■ **Data lines**

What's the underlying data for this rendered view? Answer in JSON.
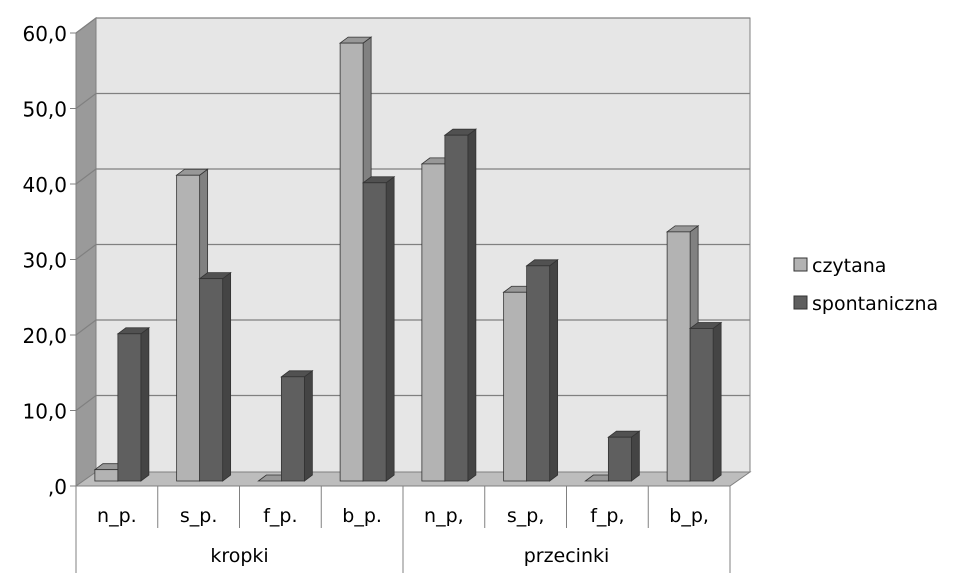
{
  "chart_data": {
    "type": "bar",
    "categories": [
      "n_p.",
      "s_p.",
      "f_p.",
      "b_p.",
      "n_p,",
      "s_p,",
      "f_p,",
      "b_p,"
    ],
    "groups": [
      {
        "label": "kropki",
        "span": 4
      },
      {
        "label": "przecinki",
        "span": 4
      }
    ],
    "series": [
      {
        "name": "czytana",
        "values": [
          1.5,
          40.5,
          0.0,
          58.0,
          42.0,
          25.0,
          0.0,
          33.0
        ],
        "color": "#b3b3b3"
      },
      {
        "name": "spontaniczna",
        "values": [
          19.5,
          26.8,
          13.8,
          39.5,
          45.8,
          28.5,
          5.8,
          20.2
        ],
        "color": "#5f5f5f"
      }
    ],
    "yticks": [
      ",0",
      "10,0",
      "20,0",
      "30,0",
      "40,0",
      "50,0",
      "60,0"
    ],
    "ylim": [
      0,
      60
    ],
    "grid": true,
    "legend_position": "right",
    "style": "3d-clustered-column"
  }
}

■ **What you have to do**
Repeat the entries exactly and keep the pictures out of the copy.

■ **Answer to this problem**
What's the underlying data for this rendered view? Answer in JSON.
{
  "chart_data": {
    "type": "bar",
    "categories": [
      "n_p.",
      "s_p.",
      "f_p.",
      "b_p.",
      "n_p,",
      "s_p,",
      "f_p,",
      "b_p,"
    ],
    "groups": [
      {
        "label": "kropki",
        "span": 4
      },
      {
        "label": "przecinki",
        "span": 4
      }
    ],
    "series": [
      {
        "name": "czytana",
        "values": [
          1.5,
          40.5,
          0.0,
          58.0,
          42.0,
          25.0,
          0.0,
          33.0
        ],
        "color": "#b3b3b3"
      },
      {
        "name": "spontaniczna",
        "values": [
          19.5,
          26.8,
          13.8,
          39.5,
          45.8,
          28.5,
          5.8,
          20.2
        ],
        "color": "#5f5f5f"
      }
    ],
    "yticks": [
      ",0",
      "10,0",
      "20,0",
      "30,0",
      "40,0",
      "50,0",
      "60,0"
    ],
    "ylim": [
      0,
      60
    ],
    "grid": true,
    "legend_position": "right",
    "style": "3d-clustered-column"
  }
}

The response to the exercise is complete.